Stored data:

■ ■ ■ ■

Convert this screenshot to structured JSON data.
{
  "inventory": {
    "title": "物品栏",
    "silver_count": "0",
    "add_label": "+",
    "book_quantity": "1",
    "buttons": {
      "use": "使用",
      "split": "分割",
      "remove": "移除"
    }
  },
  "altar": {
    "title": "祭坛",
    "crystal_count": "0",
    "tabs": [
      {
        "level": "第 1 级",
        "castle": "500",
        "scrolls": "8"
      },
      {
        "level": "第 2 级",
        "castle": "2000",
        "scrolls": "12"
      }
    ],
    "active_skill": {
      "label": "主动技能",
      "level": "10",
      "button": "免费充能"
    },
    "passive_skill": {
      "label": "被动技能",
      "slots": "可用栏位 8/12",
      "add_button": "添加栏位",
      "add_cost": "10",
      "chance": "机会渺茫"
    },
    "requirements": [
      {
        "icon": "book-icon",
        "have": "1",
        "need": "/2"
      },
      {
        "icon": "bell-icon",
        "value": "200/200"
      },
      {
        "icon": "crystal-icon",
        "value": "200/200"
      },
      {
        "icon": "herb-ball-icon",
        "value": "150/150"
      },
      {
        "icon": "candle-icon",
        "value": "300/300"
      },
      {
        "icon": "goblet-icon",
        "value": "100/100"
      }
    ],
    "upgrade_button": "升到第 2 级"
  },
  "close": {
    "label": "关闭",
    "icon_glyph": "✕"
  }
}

■ ■ ■ ■

Word for word, extract all the records.

Solution to this task:
Convert this screenshot to structured JSON data.
{
  "inventory": {
    "title": "物品栏",
    "silver_count": "0",
    "add_label": "+",
    "book_quantity": "1",
    "buttons": {
      "use": "使用",
      "split": "分割",
      "remove": "移除"
    }
  },
  "altar": {
    "title": "祭坛",
    "crystal_count": "0",
    "tabs": [
      {
        "level": "第 1 级",
        "castle": "500",
        "scrolls": "8"
      },
      {
        "level": "第 2 级",
        "castle": "2000",
        "scrolls": "12"
      }
    ],
    "active_skill": {
      "label": "主动技能",
      "level": "10",
      "button": "免费充能"
    },
    "passive_skill": {
      "label": "被动技能",
      "slots": "可用栏位 8/12",
      "add_button": "添加栏位",
      "add_cost": "10",
      "chance": "机会渺茫"
    },
    "requirements": [
      {
        "icon": "book-icon",
        "have": "1",
        "need": "/2"
      },
      {
        "icon": "bell-icon",
        "value": "200/200"
      },
      {
        "icon": "crystal-icon",
        "value": "200/200"
      },
      {
        "icon": "herb-ball-icon",
        "value": "150/150"
      },
      {
        "icon": "candle-icon",
        "value": "300/300"
      },
      {
        "icon": "goblet-icon",
        "value": "100/100"
      }
    ],
    "upgrade_button": "升到第 2 级"
  },
  "close": {
    "label": "关闭",
    "icon_glyph": "✕"
  }
}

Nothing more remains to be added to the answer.